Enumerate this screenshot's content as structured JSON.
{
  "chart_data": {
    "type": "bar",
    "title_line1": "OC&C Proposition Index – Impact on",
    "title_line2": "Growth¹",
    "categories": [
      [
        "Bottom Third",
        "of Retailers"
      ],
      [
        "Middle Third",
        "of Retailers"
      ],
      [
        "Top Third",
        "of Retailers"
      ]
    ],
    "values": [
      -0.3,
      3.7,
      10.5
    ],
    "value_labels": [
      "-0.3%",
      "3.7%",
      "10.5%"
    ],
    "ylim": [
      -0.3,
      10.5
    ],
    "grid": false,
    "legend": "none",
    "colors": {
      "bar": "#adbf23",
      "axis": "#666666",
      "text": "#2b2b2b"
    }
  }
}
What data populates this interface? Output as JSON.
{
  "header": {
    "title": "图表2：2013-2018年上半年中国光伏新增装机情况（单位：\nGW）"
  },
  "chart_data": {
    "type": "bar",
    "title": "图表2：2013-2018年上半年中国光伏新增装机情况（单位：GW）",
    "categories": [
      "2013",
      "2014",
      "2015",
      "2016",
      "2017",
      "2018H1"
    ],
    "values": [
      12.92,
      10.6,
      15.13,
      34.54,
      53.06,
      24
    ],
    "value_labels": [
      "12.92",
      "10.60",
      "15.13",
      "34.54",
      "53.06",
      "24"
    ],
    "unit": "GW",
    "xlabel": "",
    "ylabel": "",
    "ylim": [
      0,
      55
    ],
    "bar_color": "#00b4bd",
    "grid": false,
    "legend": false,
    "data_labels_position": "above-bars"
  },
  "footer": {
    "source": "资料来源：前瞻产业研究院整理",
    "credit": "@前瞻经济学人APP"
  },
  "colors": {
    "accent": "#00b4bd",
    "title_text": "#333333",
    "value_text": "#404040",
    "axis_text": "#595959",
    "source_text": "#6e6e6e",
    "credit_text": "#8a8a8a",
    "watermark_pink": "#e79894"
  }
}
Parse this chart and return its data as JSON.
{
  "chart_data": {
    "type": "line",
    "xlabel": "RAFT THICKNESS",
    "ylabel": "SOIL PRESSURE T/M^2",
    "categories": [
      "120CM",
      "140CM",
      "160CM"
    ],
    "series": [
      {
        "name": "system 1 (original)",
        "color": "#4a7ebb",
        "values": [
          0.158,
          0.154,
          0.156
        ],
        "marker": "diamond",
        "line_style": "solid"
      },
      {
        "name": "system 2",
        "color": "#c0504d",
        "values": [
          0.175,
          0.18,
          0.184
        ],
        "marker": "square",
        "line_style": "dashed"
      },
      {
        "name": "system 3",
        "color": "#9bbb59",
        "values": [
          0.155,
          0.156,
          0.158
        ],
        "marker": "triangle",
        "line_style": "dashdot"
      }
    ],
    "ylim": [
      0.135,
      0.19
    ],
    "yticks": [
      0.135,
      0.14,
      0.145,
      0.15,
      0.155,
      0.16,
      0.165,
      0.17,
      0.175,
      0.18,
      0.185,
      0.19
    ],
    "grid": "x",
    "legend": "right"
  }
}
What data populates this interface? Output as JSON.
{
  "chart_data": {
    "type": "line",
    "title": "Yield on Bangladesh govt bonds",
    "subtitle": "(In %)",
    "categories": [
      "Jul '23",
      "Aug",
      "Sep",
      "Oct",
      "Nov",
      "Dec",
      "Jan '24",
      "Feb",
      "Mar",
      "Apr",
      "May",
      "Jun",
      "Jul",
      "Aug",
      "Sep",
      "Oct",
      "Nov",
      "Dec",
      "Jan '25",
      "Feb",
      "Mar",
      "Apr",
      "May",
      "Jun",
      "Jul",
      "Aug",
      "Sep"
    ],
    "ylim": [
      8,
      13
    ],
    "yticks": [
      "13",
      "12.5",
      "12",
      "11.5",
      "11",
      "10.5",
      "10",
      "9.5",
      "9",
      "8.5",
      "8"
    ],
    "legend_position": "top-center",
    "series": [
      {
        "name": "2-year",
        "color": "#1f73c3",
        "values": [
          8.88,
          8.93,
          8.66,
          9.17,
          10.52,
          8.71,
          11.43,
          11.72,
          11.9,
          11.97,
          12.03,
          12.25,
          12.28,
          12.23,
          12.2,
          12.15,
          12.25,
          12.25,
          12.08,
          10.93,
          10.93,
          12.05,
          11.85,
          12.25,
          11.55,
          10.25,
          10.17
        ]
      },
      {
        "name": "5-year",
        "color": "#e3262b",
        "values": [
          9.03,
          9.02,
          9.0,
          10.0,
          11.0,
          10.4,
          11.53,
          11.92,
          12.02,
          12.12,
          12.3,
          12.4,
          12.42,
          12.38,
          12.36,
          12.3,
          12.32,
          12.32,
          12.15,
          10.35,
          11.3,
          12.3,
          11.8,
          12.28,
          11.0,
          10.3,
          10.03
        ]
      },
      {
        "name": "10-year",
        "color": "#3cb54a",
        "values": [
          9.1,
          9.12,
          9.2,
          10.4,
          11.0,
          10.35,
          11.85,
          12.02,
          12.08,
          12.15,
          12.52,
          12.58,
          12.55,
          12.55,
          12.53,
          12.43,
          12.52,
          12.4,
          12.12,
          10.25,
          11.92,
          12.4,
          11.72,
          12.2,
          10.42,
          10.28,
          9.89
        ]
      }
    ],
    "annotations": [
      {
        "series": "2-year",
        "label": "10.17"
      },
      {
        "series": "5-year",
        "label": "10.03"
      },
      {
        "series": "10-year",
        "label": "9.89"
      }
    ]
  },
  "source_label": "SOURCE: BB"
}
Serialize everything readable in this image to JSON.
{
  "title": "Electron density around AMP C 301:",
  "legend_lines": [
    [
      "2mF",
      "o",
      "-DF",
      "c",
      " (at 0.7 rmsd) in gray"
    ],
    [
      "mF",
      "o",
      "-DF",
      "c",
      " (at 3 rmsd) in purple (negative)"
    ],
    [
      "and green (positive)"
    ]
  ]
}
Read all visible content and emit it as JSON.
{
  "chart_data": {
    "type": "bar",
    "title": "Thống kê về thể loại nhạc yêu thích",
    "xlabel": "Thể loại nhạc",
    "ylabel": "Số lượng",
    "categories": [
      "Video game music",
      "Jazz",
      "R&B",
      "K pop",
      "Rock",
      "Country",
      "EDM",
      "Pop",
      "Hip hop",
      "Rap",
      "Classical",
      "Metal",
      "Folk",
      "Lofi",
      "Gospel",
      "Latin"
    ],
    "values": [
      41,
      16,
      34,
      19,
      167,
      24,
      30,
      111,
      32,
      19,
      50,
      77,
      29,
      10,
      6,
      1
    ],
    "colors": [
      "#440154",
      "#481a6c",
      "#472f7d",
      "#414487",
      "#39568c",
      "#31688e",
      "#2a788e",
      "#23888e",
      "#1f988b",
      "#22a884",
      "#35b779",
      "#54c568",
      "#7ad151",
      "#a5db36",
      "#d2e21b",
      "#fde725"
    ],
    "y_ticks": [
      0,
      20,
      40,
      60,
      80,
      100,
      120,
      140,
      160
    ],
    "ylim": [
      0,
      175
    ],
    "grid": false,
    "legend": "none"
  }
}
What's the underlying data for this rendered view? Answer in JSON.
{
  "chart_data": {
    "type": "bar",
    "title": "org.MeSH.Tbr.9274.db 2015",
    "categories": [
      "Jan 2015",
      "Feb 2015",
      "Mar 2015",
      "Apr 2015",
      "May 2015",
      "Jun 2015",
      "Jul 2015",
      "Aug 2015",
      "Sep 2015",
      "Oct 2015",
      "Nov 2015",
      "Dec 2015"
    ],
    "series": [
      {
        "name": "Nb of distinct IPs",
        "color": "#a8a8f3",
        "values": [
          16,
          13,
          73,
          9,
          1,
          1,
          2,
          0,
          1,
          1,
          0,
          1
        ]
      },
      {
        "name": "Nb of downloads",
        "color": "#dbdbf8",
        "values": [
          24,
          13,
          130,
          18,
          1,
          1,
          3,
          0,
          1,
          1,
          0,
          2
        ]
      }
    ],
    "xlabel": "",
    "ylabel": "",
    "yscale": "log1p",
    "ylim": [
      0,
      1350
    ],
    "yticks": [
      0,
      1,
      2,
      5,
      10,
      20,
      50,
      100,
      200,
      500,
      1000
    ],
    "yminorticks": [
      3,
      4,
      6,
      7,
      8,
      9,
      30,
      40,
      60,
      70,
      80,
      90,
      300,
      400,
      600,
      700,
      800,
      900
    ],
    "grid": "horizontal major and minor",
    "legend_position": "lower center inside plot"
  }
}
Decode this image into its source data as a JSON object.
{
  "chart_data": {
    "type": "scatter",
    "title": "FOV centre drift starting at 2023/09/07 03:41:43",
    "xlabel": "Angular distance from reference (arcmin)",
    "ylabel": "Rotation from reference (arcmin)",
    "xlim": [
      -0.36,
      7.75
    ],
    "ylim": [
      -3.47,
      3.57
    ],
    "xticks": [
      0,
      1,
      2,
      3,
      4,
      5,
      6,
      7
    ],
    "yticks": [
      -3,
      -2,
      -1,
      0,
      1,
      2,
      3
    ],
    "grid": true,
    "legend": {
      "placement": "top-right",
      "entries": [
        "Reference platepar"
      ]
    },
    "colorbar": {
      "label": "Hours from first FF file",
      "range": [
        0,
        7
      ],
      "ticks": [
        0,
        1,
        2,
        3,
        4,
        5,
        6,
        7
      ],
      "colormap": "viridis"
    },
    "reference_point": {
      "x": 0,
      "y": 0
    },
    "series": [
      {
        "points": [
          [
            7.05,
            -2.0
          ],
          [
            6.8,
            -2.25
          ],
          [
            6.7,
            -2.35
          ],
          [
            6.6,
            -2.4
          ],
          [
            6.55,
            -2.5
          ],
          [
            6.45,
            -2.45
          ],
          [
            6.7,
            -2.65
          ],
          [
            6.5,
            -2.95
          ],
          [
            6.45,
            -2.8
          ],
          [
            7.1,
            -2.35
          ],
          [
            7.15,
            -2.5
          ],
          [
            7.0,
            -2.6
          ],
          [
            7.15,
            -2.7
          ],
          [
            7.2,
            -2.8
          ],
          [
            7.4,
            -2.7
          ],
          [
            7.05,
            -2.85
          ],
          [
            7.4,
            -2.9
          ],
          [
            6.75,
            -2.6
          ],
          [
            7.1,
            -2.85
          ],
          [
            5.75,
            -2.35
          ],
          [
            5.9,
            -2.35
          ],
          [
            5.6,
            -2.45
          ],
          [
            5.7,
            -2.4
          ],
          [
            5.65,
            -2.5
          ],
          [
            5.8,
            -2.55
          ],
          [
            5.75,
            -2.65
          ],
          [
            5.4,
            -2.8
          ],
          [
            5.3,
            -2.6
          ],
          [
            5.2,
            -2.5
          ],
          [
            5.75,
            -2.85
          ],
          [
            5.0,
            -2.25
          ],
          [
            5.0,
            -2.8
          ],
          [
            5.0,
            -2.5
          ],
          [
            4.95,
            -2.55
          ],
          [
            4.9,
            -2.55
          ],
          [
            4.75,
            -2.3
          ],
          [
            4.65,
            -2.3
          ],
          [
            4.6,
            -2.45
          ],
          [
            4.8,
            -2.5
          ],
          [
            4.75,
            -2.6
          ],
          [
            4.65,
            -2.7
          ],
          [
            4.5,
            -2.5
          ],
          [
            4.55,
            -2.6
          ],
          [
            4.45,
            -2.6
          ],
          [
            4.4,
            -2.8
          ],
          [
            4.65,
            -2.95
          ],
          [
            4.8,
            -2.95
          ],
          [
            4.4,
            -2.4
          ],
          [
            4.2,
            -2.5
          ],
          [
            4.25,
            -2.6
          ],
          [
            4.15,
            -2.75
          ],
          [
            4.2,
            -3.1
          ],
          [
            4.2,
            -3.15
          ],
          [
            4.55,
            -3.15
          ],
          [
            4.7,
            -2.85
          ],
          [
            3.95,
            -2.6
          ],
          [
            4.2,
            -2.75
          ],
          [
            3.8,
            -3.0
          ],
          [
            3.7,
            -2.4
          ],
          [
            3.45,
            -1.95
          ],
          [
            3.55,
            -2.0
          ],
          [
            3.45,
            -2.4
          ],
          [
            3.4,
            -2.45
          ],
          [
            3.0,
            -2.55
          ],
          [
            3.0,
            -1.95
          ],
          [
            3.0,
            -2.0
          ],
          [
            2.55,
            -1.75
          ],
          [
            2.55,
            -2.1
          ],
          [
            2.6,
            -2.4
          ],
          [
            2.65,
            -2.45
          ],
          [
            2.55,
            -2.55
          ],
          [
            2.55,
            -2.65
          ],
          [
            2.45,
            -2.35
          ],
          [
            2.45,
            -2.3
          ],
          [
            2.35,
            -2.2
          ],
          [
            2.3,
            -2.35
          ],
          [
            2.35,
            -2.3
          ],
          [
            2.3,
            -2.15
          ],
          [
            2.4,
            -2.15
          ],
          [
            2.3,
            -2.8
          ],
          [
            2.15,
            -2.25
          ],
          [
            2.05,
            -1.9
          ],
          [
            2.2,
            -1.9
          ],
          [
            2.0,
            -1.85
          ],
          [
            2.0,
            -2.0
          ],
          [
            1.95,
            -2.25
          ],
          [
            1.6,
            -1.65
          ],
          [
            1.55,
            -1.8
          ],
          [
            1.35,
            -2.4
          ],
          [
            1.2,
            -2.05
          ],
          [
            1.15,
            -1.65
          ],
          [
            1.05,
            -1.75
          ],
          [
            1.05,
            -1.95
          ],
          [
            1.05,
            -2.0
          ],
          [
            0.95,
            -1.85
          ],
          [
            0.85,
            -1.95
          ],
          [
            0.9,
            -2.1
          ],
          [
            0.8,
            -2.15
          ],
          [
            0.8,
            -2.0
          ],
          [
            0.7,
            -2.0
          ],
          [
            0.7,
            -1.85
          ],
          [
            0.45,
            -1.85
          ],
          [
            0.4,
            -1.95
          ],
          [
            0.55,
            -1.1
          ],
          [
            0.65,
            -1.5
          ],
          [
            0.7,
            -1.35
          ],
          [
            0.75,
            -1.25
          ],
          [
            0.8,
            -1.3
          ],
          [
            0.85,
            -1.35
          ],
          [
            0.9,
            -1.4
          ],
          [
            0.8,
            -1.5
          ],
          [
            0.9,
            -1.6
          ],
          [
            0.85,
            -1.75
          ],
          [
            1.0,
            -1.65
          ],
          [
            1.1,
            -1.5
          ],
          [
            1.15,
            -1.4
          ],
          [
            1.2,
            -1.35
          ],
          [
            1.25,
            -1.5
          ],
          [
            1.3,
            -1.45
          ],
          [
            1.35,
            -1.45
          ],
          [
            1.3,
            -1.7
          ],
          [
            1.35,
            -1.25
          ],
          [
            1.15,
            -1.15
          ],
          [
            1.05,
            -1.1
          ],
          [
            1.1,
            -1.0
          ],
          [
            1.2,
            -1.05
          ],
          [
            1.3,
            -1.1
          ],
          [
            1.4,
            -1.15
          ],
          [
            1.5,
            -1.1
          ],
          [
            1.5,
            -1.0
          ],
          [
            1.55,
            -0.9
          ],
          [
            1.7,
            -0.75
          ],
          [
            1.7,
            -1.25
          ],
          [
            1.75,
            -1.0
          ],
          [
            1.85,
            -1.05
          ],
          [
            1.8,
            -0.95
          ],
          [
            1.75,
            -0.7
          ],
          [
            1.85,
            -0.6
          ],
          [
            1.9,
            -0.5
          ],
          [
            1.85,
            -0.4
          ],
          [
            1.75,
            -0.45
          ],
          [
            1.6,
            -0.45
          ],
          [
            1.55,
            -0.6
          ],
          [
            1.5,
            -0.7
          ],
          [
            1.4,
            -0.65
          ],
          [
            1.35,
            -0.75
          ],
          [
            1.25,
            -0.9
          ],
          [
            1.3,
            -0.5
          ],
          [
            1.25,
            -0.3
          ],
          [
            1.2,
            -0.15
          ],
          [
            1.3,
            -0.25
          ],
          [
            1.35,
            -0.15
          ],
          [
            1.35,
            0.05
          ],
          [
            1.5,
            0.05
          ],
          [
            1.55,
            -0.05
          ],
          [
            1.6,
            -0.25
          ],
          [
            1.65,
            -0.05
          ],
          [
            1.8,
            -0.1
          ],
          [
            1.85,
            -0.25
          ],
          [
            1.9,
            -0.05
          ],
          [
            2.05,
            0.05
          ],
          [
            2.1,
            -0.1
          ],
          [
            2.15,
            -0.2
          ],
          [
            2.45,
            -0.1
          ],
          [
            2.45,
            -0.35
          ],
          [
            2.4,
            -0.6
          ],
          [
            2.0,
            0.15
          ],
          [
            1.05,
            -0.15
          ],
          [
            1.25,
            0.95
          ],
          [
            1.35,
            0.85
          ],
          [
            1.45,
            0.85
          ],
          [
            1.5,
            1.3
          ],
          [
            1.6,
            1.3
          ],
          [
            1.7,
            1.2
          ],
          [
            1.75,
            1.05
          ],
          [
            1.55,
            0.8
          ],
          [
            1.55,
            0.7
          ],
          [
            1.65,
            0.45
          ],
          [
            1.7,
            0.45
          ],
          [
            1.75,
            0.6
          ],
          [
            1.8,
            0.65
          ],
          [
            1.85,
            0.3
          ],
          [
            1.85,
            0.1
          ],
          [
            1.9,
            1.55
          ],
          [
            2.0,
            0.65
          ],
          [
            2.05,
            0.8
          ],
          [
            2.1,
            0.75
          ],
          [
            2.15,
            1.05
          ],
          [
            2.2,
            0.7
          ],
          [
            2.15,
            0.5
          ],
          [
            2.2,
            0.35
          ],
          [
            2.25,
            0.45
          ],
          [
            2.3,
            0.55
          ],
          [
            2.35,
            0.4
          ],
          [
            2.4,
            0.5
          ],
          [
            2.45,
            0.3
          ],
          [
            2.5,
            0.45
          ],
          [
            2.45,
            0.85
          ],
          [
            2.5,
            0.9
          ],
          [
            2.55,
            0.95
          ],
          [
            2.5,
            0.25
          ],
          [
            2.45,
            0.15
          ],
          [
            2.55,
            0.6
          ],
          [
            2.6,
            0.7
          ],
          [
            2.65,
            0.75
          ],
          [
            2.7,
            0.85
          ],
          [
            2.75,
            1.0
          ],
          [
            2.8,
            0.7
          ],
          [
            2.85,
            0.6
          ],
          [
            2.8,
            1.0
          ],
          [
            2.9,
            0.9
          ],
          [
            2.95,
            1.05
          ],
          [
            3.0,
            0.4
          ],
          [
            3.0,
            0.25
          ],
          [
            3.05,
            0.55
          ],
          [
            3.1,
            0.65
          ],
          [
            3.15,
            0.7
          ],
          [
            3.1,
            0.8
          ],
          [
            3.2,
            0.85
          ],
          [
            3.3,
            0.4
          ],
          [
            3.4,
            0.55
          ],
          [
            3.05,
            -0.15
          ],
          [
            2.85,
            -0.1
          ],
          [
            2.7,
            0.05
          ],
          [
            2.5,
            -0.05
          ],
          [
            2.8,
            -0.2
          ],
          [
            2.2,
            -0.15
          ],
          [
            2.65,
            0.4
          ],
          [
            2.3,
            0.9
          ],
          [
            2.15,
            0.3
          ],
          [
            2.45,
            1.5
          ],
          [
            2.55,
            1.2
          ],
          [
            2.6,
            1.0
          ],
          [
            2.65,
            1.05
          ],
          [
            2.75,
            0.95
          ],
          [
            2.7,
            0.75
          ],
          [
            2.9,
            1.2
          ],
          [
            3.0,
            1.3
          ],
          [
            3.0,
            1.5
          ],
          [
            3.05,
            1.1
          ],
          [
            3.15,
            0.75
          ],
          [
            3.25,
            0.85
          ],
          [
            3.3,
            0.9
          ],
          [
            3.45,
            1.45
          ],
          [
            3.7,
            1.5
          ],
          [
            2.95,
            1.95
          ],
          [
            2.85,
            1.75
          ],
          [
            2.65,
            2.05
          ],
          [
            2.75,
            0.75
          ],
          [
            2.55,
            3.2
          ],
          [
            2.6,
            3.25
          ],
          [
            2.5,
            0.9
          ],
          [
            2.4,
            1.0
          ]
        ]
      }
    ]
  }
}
····················
### Problem details:
Reproduce each line from the records that contains the word "arcmin".

### Full answer:
    "xlabel": "Angular distance from reference (arcmin)",
    "ylabel": "Rotation from reference (arcmin)",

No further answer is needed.